Items from a dataset:
------------------------------------------------------------
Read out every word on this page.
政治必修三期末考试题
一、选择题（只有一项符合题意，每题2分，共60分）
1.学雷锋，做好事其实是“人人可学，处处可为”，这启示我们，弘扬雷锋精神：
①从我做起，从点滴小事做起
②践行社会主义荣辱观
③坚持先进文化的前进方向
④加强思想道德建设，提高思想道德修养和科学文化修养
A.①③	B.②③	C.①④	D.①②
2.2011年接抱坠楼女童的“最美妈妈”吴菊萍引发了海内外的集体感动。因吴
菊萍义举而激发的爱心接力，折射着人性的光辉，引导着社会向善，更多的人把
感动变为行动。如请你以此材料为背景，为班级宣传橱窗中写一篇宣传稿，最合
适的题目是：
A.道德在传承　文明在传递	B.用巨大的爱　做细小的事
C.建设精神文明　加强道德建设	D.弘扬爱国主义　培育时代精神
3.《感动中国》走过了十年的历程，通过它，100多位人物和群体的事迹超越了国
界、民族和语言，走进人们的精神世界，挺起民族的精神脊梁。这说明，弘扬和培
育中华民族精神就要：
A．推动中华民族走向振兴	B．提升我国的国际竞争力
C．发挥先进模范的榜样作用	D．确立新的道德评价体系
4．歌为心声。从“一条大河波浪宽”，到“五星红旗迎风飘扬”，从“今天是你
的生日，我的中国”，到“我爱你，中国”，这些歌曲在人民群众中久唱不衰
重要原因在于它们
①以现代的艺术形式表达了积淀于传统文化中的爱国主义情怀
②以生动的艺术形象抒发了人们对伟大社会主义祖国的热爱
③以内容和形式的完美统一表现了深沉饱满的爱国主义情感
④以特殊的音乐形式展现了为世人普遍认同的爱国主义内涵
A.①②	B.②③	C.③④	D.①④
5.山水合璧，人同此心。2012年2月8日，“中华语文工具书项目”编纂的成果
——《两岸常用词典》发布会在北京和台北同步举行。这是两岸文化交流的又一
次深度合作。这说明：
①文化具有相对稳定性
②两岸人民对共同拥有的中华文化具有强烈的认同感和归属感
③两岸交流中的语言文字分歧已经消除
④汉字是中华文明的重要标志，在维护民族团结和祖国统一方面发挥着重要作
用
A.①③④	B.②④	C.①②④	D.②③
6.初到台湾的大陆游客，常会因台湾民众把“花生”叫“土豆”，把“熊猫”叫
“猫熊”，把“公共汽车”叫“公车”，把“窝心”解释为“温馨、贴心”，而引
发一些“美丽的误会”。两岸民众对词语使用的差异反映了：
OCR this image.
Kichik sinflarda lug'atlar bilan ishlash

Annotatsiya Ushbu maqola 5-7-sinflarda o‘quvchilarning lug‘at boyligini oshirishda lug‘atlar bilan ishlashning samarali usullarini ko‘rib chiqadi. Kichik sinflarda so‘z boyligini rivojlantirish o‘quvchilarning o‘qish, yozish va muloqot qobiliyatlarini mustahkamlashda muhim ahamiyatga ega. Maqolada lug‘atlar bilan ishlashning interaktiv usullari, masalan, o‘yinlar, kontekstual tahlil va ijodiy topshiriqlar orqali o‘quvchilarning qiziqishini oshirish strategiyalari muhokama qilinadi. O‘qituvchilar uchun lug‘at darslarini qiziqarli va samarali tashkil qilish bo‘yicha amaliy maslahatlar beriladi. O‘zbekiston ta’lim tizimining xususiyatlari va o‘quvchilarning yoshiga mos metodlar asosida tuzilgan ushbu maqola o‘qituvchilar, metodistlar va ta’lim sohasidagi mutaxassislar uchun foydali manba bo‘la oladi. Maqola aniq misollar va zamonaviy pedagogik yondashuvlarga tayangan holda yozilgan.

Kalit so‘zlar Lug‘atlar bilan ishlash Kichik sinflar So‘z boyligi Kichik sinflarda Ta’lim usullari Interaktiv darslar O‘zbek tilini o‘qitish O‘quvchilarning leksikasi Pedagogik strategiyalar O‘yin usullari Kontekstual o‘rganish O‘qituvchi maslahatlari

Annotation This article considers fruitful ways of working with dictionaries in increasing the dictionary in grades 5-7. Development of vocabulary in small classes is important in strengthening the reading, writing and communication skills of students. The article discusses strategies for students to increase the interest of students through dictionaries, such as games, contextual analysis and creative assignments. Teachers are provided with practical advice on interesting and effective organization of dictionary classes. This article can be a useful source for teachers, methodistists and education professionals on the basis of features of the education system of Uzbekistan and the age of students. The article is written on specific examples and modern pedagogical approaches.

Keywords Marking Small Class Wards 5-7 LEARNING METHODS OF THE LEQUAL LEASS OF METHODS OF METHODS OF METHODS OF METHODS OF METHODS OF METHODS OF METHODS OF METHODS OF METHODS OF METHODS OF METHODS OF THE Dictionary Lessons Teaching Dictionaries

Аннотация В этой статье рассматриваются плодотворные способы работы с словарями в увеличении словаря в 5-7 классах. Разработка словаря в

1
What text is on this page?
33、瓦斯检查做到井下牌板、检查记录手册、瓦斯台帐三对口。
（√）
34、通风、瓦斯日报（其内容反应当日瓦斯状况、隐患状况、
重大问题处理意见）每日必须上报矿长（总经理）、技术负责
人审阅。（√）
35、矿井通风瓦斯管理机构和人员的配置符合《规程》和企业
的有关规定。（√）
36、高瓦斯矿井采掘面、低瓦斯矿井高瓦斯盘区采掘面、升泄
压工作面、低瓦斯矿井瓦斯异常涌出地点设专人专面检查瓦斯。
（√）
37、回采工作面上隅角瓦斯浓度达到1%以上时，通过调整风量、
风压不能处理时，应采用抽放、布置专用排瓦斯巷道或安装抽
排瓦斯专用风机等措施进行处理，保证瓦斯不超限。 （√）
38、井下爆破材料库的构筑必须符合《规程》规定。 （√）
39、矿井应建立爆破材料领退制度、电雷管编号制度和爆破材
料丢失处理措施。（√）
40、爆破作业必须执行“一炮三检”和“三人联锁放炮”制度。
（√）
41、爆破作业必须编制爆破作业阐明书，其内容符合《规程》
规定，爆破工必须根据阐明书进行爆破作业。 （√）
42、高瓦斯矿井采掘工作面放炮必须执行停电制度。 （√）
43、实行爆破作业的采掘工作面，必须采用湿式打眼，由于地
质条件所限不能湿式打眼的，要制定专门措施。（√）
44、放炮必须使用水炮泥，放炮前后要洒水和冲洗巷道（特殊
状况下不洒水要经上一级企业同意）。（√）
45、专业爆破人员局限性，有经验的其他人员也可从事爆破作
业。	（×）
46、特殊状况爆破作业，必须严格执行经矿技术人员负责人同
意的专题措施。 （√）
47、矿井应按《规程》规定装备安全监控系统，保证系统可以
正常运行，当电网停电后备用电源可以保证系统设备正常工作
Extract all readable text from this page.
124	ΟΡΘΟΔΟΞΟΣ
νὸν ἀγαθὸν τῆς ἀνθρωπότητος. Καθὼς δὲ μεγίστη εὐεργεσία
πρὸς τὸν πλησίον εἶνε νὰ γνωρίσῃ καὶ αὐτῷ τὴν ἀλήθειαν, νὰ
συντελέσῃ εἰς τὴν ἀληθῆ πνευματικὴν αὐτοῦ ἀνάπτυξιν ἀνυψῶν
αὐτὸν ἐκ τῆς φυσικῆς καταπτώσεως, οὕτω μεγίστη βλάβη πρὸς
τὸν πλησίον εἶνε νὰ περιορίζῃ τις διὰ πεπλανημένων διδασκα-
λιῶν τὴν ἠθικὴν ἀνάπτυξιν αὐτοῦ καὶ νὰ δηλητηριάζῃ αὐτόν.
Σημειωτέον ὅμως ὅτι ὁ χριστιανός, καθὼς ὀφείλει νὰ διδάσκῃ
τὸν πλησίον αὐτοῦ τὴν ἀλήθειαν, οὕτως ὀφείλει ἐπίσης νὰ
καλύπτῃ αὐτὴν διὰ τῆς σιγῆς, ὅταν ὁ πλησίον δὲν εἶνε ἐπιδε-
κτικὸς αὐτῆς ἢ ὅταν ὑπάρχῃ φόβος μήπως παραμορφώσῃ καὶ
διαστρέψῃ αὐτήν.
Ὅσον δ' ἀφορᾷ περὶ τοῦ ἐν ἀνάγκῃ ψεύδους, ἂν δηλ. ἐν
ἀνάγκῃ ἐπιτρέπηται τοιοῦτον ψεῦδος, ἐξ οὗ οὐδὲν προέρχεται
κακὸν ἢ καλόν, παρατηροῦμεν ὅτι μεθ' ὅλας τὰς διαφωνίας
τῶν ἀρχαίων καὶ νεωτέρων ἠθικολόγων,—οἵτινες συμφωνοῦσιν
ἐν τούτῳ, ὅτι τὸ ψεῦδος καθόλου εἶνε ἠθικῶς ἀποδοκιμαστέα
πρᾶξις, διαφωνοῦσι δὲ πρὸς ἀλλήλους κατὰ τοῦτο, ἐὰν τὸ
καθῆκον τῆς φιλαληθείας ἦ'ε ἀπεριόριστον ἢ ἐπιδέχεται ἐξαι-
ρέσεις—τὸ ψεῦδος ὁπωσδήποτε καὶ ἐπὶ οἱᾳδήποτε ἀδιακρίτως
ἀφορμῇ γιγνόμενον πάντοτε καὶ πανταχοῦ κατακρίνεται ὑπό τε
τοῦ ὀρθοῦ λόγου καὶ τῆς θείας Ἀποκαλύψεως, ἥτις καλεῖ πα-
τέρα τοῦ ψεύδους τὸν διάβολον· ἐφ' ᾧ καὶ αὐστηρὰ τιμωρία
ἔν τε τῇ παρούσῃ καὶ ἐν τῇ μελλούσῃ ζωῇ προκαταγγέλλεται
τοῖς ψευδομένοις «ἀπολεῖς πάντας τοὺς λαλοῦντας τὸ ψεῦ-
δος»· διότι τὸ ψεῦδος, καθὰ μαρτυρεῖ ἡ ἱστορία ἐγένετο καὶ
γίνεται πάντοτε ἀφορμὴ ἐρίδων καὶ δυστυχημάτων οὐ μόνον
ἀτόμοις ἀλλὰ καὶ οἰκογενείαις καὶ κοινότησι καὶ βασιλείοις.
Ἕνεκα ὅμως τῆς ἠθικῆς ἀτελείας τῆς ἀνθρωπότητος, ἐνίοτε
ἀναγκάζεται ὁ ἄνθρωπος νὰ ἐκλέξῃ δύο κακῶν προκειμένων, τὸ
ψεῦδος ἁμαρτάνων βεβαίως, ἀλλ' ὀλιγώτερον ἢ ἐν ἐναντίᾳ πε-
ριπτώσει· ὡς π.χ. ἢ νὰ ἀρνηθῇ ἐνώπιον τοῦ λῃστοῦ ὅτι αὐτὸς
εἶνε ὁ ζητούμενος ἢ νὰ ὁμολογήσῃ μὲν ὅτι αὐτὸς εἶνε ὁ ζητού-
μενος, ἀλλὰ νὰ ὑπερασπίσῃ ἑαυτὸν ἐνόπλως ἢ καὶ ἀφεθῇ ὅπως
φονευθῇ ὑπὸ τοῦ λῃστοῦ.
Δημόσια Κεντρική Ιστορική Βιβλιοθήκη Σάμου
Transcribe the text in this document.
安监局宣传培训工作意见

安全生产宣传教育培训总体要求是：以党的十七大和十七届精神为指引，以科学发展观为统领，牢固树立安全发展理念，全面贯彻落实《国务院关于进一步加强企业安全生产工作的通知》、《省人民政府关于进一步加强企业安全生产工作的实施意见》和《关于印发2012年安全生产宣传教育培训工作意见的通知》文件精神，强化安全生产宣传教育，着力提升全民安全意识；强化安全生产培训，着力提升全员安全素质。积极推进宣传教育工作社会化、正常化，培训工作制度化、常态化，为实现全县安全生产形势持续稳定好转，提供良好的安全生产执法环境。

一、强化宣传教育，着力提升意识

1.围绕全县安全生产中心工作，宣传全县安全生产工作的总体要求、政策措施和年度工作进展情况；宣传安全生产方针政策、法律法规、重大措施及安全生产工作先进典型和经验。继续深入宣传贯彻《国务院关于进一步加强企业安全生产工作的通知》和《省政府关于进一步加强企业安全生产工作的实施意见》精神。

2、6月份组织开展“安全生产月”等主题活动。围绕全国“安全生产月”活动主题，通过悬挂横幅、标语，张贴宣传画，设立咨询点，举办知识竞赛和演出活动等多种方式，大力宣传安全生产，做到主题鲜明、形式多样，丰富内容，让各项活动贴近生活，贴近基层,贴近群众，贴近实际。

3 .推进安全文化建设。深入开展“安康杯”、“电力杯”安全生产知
------------------------------------------------------------
PROBLEM REQUIREMENTS: State how many lines in the entries above include the word "ψεῦδος"; reply with the number alone.

OUTPUT FOR THIS TASK: 5